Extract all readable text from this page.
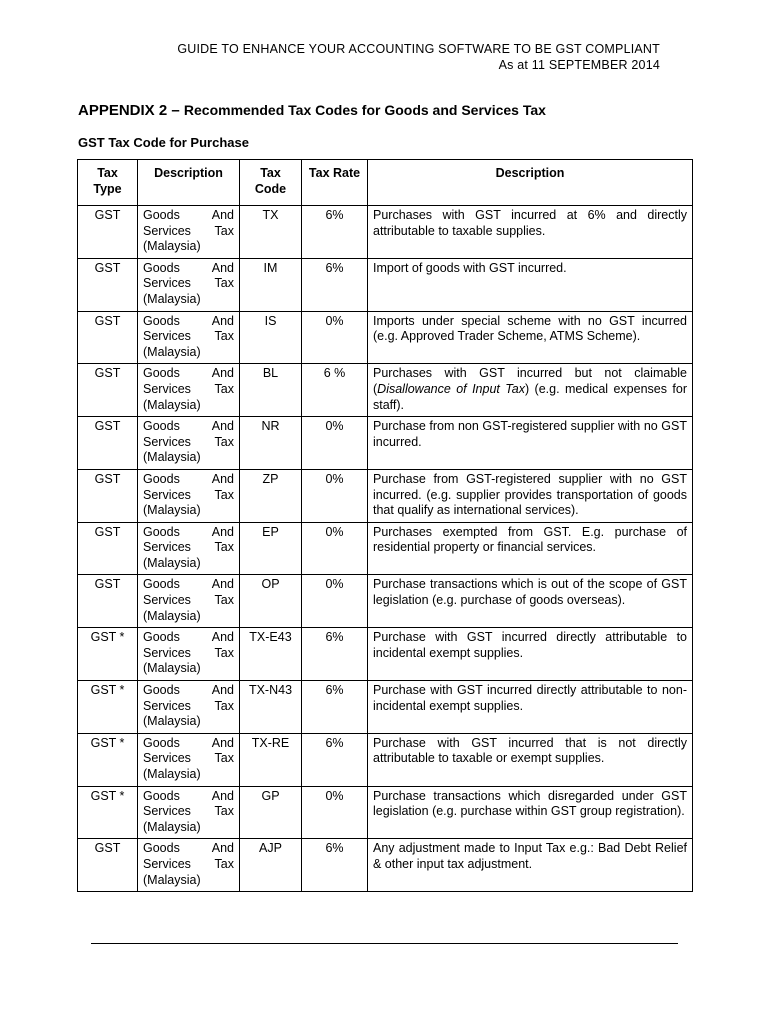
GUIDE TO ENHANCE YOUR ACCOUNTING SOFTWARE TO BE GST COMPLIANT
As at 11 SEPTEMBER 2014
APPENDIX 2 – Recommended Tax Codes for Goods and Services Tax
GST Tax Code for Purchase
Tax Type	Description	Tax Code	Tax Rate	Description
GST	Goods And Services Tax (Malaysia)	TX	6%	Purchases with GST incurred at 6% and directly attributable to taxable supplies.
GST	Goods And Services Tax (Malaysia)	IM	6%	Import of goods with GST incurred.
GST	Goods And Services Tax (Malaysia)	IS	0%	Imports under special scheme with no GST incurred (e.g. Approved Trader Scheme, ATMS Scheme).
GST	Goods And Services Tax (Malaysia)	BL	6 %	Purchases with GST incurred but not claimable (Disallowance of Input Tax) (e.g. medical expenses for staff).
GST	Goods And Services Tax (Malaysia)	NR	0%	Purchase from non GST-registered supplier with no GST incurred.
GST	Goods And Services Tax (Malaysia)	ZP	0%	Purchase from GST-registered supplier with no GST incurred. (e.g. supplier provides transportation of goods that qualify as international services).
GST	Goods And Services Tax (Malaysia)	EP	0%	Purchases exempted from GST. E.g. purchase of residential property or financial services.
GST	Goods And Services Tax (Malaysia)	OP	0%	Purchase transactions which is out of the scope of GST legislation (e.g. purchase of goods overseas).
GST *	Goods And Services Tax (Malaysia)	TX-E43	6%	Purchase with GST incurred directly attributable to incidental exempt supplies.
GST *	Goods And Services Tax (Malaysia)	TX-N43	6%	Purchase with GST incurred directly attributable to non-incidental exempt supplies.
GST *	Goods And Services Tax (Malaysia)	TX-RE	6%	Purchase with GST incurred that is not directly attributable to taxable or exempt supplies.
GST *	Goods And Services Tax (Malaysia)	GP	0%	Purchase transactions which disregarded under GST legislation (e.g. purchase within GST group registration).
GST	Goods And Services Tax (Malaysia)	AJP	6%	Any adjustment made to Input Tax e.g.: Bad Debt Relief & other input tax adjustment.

§ WORK TO COMPLETE:
Using the listing above, show every line that includes the string "registered".

§ CORRECT RESULT:
GST	Goods And Services Tax (Malaysia)	NR	0%	Purchase from non GST-registered supplier with no GST incurred.
GST	Goods And Services Tax (Malaysia)	ZP	0%	Purchase from GST-registered supplier with no GST incurred. (e.g. supplier provides transportation of goods that qualify as international services).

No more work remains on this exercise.